=== Exercise aim ===
Reproduce the listing verbatim.

==== Provided data

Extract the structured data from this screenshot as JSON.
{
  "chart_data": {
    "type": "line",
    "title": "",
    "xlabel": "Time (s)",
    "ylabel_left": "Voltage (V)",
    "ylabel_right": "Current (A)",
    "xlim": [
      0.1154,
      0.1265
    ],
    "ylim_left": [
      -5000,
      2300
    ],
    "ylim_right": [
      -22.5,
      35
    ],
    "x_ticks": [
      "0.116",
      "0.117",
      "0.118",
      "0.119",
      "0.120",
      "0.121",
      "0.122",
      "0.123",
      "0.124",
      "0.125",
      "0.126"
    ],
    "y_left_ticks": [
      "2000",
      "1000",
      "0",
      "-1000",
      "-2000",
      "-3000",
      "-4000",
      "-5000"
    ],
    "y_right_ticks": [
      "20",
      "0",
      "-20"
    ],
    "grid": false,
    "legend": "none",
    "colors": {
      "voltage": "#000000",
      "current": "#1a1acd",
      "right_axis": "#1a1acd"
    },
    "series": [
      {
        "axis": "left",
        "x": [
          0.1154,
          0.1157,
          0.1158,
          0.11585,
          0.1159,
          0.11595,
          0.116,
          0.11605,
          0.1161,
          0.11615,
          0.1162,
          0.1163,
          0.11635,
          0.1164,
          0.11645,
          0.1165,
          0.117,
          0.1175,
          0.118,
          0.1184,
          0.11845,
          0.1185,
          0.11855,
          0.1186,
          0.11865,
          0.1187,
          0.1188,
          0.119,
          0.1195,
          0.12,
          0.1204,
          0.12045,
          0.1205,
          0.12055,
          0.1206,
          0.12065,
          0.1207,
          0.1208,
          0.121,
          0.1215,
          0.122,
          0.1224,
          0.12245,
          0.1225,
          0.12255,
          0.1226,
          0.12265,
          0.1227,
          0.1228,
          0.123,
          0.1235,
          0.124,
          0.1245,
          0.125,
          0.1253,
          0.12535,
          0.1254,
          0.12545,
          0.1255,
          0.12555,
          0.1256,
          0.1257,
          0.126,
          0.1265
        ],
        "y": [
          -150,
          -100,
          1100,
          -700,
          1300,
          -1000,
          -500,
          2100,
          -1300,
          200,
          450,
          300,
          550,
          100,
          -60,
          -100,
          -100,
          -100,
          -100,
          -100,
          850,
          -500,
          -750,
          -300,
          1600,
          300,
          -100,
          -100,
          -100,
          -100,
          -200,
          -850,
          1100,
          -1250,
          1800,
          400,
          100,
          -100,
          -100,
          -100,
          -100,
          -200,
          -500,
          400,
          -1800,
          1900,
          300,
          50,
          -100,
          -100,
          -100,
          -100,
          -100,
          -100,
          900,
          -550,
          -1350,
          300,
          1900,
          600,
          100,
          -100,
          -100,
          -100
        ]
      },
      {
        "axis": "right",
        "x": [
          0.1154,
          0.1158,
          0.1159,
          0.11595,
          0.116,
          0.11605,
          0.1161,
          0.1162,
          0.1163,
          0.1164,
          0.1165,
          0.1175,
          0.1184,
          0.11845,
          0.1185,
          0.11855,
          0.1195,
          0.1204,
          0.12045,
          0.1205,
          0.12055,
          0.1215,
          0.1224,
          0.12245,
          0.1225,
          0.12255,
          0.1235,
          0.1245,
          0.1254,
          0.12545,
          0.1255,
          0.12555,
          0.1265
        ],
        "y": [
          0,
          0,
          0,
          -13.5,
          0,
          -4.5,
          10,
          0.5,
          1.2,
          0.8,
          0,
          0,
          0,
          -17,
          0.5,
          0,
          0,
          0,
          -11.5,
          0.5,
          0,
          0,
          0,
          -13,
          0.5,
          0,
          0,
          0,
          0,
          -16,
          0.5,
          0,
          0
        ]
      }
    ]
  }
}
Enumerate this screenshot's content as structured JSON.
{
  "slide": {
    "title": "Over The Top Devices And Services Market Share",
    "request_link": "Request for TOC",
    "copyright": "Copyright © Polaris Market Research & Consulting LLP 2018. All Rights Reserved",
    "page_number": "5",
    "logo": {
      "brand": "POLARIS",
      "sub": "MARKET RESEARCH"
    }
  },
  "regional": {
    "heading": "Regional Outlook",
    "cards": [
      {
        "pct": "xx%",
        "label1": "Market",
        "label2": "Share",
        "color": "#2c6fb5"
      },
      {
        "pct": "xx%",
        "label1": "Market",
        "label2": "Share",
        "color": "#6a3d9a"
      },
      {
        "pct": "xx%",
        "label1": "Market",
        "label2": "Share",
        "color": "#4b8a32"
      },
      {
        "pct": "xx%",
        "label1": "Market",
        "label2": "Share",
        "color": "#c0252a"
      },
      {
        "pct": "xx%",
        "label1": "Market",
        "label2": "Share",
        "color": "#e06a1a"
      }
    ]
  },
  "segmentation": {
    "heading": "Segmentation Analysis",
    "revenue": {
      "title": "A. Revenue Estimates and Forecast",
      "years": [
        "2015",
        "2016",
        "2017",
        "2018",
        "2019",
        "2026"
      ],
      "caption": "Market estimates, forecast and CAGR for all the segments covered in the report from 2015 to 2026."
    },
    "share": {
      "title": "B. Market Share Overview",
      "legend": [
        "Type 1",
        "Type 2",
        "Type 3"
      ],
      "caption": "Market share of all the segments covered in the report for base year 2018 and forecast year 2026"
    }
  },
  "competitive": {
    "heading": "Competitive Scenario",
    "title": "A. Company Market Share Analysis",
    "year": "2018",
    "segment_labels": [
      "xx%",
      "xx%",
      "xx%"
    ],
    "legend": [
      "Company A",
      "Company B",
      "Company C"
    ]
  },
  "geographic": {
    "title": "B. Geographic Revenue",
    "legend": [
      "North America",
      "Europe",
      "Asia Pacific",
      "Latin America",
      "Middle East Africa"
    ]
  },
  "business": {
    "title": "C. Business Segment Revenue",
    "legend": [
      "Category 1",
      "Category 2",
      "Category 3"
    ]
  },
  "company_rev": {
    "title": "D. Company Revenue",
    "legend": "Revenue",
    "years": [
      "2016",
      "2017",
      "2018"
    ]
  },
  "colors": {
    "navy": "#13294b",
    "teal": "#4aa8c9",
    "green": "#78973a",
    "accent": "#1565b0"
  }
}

========

=== Reply to the exercise ===
Extract the structured data from this screenshot as JSON.
{
  "chart_data": {
    "type": "line",
    "title": "",
    "xlabel": "Time (s)",
    "ylabel_left": "Voltage (V)",
    "ylabel_right": "Current (A)",
    "xlim": [
      0.1154,
      0.1265
    ],
    "ylim_left": [
      -5000,
      2300
    ],
    "ylim_right": [
      -22.5,
      35
    ],
    "x_ticks": [
      "0.116",
      "0.117",
      "0.118",
      "0.119",
      "0.120",
      "0.121",
      "0.122",
      "0.123",
      "0.124",
      "0.125",
      "0.126"
    ],
    "y_left_ticks": [
      "2000",
      "1000",
      "0",
      "-1000",
      "-2000",
      "-3000",
      "-4000",
      "-5000"
    ],
    "y_right_ticks": [
      "20",
      "0",
      "-20"
    ],
    "grid": false,
    "legend": "none",
    "colors": {
      "voltage": "#000000",
      "current": "#1a1acd",
      "right_axis": "#1a1acd"
    },
    "series": [
      {
        "axis": "left",
        "x": [
          0.1154,
          0.1157,
          0.1158,
          0.11585,
          0.1159,
          0.11595,
          0.116,
          0.11605,
          0.1161,
          0.11615,
          0.1162,
          0.1163,
          0.11635,
          0.1164,
          0.11645,
          0.1165,
          0.117,
          0.1175,
          0.118,
          0.1184,
          0.11845,
          0.1185,
          0.11855,
          0.1186,
          0.11865,
          0.1187,
          0.1188,
          0.119,
          0.1195,
          0.12,
          0.1204,
          0.12045,
          0.1205,
          0.12055,
          0.1206,
          0.12065,
          0.1207,
          0.1208,
          0.121,
          0.1215,
          0.122,
          0.1224,
          0.12245,
          0.1225,
          0.12255,
          0.1226,
          0.12265,
          0.1227,
          0.1228,
          0.123,
          0.1235,
          0.124,
          0.1245,
          0.125,
          0.1253,
          0.12535,
          0.1254,
          0.12545,
          0.1255,
          0.12555,
          0.1256,
          0.1257,
          0.126,
          0.1265
        ],
        "y": [
          -150,
          -100,
          1100,
          -700,
          1300,
          -1000,
          -500,
          2100,
          -1300,
          200,
          450,
          300,
          550,
          100,
          -60,
          -100,
          -100,
          -100,
          -100,
          -100,
          850,
          -500,
          -750,
          -300,
          1600,
          300,
          -100,
          -100,
          -100,
          -100,
          -200,
          -850,
          1100,
          -1250,
          1800,
          400,
          100,
          -100,
          -100,
          -100,
          -100,
          -200,
          -500,
          400,
          -1800,
          1900,
          300,
          50,
          -100,
          -100,
          -100,
          -100,
          -100,
          -100,
          900,
          -550,
          -1350,
          300,
          1900,
          600,
          100,
          -100,
          -100,
          -100
        ]
      },
      {
        "axis": "right",
        "x": [
          0.1154,
          0.1158,
          0.1159,
          0.11595,
          0.116,
          0.11605,
          0.1161,
          0.1162,
          0.1163,
          0.1164,
          0.1165,
          0.1175,
          0.1184,
          0.11845,
          0.1185,
          0.11855,
          0.1195,
          0.1204,
          0.12045,
          0.1205,
          0.12055,
          0.1215,
          0.1224,
          0.12245,
          0.1225,
          0.12255,
          0.1235,
          0.1245,
          0.1254,
          0.12545,
          0.1255,
          0.12555,
          0.1265
        ],
        "y": [
          0,
          0,
          0,
          -13.5,
          0,
          -4.5,
          10,
          0.5,
          1.2,
          0.8,
          0,
          0,
          0,
          -17,
          0.5,
          0,
          0,
          0,
          -11.5,
          0.5,
          0,
          0,
          0,
          -13,
          0.5,
          0,
          0,
          0,
          0,
          -16,
          0.5,
          0,
          0
        ]
      }
    ]
  }
}
Enumerate this screenshot's content as structured JSON.
{
  "slide": {
    "title": "Over The Top Devices And Services Market Share",
    "request_link": "Request for TOC",
    "copyright": "Copyright © Polaris Market Research & Consulting LLP 2018. All Rights Reserved",
    "page_number": "5",
    "logo": {
      "brand": "POLARIS",
      "sub": "MARKET RESEARCH"
    }
  },
  "regional": {
    "heading": "Regional Outlook",
    "cards": [
      {
        "pct": "xx%",
        "label1": "Market",
        "label2": "Share",
        "color": "#2c6fb5"
      },
      {
        "pct": "xx%",
        "label1": "Market",
        "label2": "Share",
        "color": "#6a3d9a"
      },
      {
        "pct": "xx%",
        "label1": "Market",
        "label2": "Share",
        "color": "#4b8a32"
      },
      {
        "pct": "xx%",
        "label1": "Market",
        "label2": "Share",
        "color": "#c0252a"
      },
      {
        "pct": "xx%",
        "label1": "Market",
        "label2": "Share",
        "color": "#e06a1a"
      }
    ]
  },
  "segmentation": {
    "heading": "Segmentation Analysis",
    "revenue": {
      "title": "A. Revenue Estimates and Forecast",
      "years": [
        "2015",
        "2016",
        "2017",
        "2018",
        "2019",
        "2026"
      ],
      "caption": "Market estimates, forecast and CAGR for all the segments covered in the report from 2015 to 2026."
    },
    "share": {
      "title": "B. Market Share Overview",
      "legend": [
        "Type 1",
        "Type 2",
        "Type 3"
      ],
      "caption": "Market share of all the segments covered in the report for base year 2018 and forecast year 2026"
    }
  },
  "competitive": {
    "heading": "Competitive Scenario",
    "title": "A. Company Market Share Analysis",
    "year": "2018",
    "segment_labels": [
      "xx%",
      "xx%",
      "xx%"
    ],
    "legend": [
      "Company A",
      "Company B",
      "Company C"
    ]
  },
  "geographic": {
    "title": "B. Geographic Revenue",
    "legend": [
      "North America",
      "Europe",
      "Asia Pacific",
      "Latin America",
      "Middle East Africa"
    ]
  },
  "business": {
    "title": "C. Business Segment Revenue",
    "legend": [
      "Category 1",
      "Category 2",
      "Category 3"
    ]
  },
  "company_rev": {
    "title": "D. Company Revenue",
    "legend": "Revenue",
    "years": [
      "2016",
      "2017",
      "2018"
    ]
  },
  "colors": {
    "navy": "#13294b",
    "teal": "#4aa8c9",
    "green": "#78973a",
    "accent": "#1565b0"
  }
}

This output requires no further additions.